Beneath this sentence is a set of records; write each of them out exactly.

Stored data entries

------

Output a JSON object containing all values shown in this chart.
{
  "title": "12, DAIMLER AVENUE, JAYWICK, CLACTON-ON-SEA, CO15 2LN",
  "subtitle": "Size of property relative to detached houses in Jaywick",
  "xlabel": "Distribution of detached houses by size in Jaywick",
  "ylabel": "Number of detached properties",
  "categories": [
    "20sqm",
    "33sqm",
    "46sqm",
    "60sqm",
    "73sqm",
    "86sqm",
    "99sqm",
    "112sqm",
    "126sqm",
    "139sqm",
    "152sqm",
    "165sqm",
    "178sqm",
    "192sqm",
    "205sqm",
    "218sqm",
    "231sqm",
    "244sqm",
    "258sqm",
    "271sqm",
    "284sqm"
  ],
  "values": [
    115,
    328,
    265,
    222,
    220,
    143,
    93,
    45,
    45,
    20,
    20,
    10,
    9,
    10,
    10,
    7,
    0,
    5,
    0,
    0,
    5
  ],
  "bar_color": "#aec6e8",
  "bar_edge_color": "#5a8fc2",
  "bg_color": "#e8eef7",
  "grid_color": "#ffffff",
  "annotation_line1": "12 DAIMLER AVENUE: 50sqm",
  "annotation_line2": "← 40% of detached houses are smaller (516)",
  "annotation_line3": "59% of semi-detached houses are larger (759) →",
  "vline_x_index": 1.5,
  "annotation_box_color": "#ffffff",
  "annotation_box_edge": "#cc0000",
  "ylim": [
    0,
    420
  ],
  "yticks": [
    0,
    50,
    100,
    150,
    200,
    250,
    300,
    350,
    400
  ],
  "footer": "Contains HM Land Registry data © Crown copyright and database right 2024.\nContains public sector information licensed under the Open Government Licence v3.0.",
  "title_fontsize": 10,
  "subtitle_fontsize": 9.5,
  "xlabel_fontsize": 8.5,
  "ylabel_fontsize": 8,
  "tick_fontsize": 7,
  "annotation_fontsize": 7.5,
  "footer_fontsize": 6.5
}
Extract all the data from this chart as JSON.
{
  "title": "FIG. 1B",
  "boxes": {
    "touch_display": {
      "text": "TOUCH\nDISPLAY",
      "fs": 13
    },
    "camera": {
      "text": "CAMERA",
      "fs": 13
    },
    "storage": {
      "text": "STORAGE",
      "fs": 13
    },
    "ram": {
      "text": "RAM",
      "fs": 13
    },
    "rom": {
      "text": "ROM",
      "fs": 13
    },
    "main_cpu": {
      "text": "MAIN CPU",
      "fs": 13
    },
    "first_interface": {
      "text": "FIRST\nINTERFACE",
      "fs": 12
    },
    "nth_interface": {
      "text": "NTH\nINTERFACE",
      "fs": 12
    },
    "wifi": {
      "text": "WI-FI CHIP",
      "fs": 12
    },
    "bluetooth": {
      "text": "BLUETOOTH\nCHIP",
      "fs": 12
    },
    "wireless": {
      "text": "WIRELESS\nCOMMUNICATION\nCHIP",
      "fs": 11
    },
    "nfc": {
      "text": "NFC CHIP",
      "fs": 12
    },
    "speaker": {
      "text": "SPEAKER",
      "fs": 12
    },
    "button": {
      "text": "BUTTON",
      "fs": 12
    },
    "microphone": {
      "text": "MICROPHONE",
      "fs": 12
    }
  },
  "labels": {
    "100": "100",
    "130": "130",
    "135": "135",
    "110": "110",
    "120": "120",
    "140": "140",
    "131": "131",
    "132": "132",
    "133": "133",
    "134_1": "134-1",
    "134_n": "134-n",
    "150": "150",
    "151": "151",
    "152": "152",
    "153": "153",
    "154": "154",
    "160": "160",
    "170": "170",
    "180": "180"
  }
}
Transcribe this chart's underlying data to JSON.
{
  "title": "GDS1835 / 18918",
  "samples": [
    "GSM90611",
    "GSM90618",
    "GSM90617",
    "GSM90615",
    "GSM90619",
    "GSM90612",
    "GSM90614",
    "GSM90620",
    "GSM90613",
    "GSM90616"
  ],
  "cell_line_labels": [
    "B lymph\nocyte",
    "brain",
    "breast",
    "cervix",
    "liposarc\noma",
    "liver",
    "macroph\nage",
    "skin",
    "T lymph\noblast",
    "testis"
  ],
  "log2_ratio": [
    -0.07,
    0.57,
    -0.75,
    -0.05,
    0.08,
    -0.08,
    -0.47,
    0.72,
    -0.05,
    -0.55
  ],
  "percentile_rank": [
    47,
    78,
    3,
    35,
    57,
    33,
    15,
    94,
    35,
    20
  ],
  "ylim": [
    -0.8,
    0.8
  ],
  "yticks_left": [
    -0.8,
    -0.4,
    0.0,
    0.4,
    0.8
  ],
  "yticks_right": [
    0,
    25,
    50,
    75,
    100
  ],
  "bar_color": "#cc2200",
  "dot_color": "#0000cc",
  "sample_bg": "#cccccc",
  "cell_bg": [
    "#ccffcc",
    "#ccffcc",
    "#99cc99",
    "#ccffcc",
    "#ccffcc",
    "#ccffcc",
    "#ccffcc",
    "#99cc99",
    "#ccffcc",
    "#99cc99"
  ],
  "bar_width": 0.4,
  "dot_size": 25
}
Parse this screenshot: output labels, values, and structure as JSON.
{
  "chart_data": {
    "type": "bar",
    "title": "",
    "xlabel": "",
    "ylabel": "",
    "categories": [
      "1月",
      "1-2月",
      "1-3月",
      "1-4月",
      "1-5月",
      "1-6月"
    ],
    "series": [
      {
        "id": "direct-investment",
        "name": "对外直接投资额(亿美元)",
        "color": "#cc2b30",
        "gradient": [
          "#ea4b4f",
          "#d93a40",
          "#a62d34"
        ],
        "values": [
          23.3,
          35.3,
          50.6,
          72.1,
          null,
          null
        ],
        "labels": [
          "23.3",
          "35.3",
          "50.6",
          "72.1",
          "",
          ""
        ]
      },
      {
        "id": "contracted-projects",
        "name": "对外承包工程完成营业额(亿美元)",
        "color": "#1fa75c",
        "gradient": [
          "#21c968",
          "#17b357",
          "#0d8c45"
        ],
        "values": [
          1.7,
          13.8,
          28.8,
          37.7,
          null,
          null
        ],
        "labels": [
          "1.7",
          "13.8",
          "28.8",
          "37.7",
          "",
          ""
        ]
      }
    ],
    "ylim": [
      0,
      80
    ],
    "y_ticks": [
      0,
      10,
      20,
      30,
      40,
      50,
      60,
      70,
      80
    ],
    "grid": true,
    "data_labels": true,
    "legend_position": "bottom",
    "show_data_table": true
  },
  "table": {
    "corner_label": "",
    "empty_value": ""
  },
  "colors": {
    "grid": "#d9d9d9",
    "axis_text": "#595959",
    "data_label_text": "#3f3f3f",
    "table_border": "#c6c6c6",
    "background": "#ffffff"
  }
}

------

> [Complete answer]
Output a JSON object containing all values shown in this chart.
{
  "title": "12, DAIMLER AVENUE, JAYWICK, CLACTON-ON-SEA, CO15 2LN",
  "subtitle": "Size of property relative to detached houses in Jaywick",
  "xlabel": "Distribution of detached houses by size in Jaywick",
  "ylabel": "Number of detached properties",
  "categories": [
    "20sqm",
    "33sqm",
    "46sqm",
    "60sqm",
    "73sqm",
    "86sqm",
    "99sqm",
    "112sqm",
    "126sqm",
    "139sqm",
    "152sqm",
    "165sqm",
    "178sqm",
    "192sqm",
    "205sqm",
    "218sqm",
    "231sqm",
    "244sqm",
    "258sqm",
    "271sqm",
    "284sqm"
  ],
  "values": [
    115,
    328,
    265,
    222,
    220,
    143,
    93,
    45,
    45,
    20,
    20,
    10,
    9,
    10,
    10,
    7,
    0,
    5,
    0,
    0,
    5
  ],
  "bar_color": "#aec6e8",
  "bar_edge_color": "#5a8fc2",
  "bg_color": "#e8eef7",
  "grid_color": "#ffffff",
  "annotation_line1": "12 DAIMLER AVENUE: 50sqm",
  "annotation_line2": "← 40% of detached houses are smaller (516)",
  "annotation_line3": "59% of semi-detached houses are larger (759) →",
  "vline_x_index": 1.5,
  "annotation_box_color": "#ffffff",
  "annotation_box_edge": "#cc0000",
  "ylim": [
    0,
    420
  ],
  "yticks": [
    0,
    50,
    100,
    150,
    200,
    250,
    300,
    350,
    400
  ],
  "footer": "Contains HM Land Registry data © Crown copyright and database right 2024.\nContains public sector information licensed under the Open Government Licence v3.0.",
  "title_fontsize": 10,
  "subtitle_fontsize": 9.5,
  "xlabel_fontsize": 8.5,
  "ylabel_fontsize": 8,
  "tick_fontsize": 7,
  "annotation_fontsize": 7.5,
  "footer_fontsize": 6.5
}
Extract all the data from this chart as JSON.
{
  "title": "FIG. 1B",
  "boxes": {
    "touch_display": {
      "text": "TOUCH\nDISPLAY",
      "fs": 13
    },
    "camera": {
      "text": "CAMERA",
      "fs": 13
    },
    "storage": {
      "text": "STORAGE",
      "fs": 13
    },
    "ram": {
      "text": "RAM",
      "fs": 13
    },
    "rom": {
      "text": "ROM",
      "fs": 13
    },
    "main_cpu": {
      "text": "MAIN CPU",
      "fs": 13
    },
    "first_interface": {
      "text": "FIRST\nINTERFACE",
      "fs": 12
    },
    "nth_interface": {
      "text": "NTH\nINTERFACE",
      "fs": 12
    },
    "wifi": {
      "text": "WI-FI CHIP",
      "fs": 12
    },
    "bluetooth": {
      "text": "BLUETOOTH\nCHIP",
      "fs": 12
    },
    "wireless": {
      "text": "WIRELESS\nCOMMUNICATION\nCHIP",
      "fs": 11
    },
    "nfc": {
      "text": "NFC CHIP",
      "fs": 12
    },
    "speaker": {
      "text": "SPEAKER",
      "fs": 12
    },
    "button": {
      "text": "BUTTON",
      "fs": 12
    },
    "microphone": {
      "text": "MICROPHONE",
      "fs": 12
    }
  },
  "labels": {
    "100": "100",
    "130": "130",
    "135": "135",
    "110": "110",
    "120": "120",
    "140": "140",
    "131": "131",
    "132": "132",
    "133": "133",
    "134_1": "134-1",
    "134_n": "134-n",
    "150": "150",
    "151": "151",
    "152": "152",
    "153": "153",
    "154": "154",
    "160": "160",
    "170": "170",
    "180": "180"
  }
}
Transcribe this chart's underlying data to JSON.
{
  "title": "GDS1835 / 18918",
  "samples": [
    "GSM90611",
    "GSM90618",
    "GSM90617",
    "GSM90615",
    "GSM90619",
    "GSM90612",
    "GSM90614",
    "GSM90620",
    "GSM90613",
    "GSM90616"
  ],
  "cell_line_labels": [
    "B lymph\nocyte",
    "brain",
    "breast",
    "cervix",
    "liposarc\noma",
    "liver",
    "macroph\nage",
    "skin",
    "T lymph\noblast",
    "testis"
  ],
  "log2_ratio": [
    -0.07,
    0.57,
    -0.75,
    -0.05,
    0.08,
    -0.08,
    -0.47,
    0.72,
    -0.05,
    -0.55
  ],
  "percentile_rank": [
    47,
    78,
    3,
    35,
    57,
    33,
    15,
    94,
    35,
    20
  ],
  "ylim": [
    -0.8,
    0.8
  ],
  "yticks_left": [
    -0.8,
    -0.4,
    0.0,
    0.4,
    0.8
  ],
  "yticks_right": [
    0,
    25,
    50,
    75,
    100
  ],
  "bar_color": "#cc2200",
  "dot_color": "#0000cc",
  "sample_bg": "#cccccc",
  "cell_bg": [
    "#ccffcc",
    "#ccffcc",
    "#99cc99",
    "#ccffcc",
    "#ccffcc",
    "#ccffcc",
    "#ccffcc",
    "#99cc99",
    "#ccffcc",
    "#99cc99"
  ],
  "bar_width": 0.4,
  "dot_size": 25
}
Parse this screenshot: output labels, values, and structure as JSON.
{
  "chart_data": {
    "type": "bar",
    "title": "",
    "xlabel": "",
    "ylabel": "",
    "categories": [
      "1月",
      "1-2月",
      "1-3月",
      "1-4月",
      "1-5月",
      "1-6月"
    ],
    "series": [
      {
        "id": "direct-investment",
        "name": "对外直接投资额(亿美元)",
        "color": "#cc2b30",
        "gradient": [
          "#ea4b4f",
          "#d93a40",
          "#a62d34"
        ],
        "values": [
          23.3,
          35.3,
          50.6,
          72.1,
          null,
          null
        ],
        "labels": [
          "23.3",
          "35.3",
          "50.6",
          "72.1",
          "",
          ""
        ]
      },
      {
        "id": "contracted-projects",
        "name": "对外承包工程完成营业额(亿美元)",
        "color": "#1fa75c",
        "gradient": [
          "#21c968",
          "#17b357",
          "#0d8c45"
        ],
        "values": [
          1.7,
          13.8,
          28.8,
          37.7,
          null,
          null
        ],
        "labels": [
          "1.7",
          "13.8",
          "28.8",
          "37.7",
          "",
          ""
        ]
      }
    ],
    "ylim": [
      0,
      80
    ],
    "y_ticks": [
      0,
      10,
      20,
      30,
      40,
      50,
      60,
      70,
      80
    ],
    "grid": true,
    "data_labels": true,
    "legend_position": "bottom",
    "show_data_table": true
  },
  "table": {
    "corner_label": "",
    "empty_value": ""
  },
  "colors": {
    "grid": "#d9d9d9",
    "axis_text": "#595959",
    "data_label_text": "#3f3f3f",
    "table_border": "#c6c6c6",
    "background": "#ffffff"
  }
}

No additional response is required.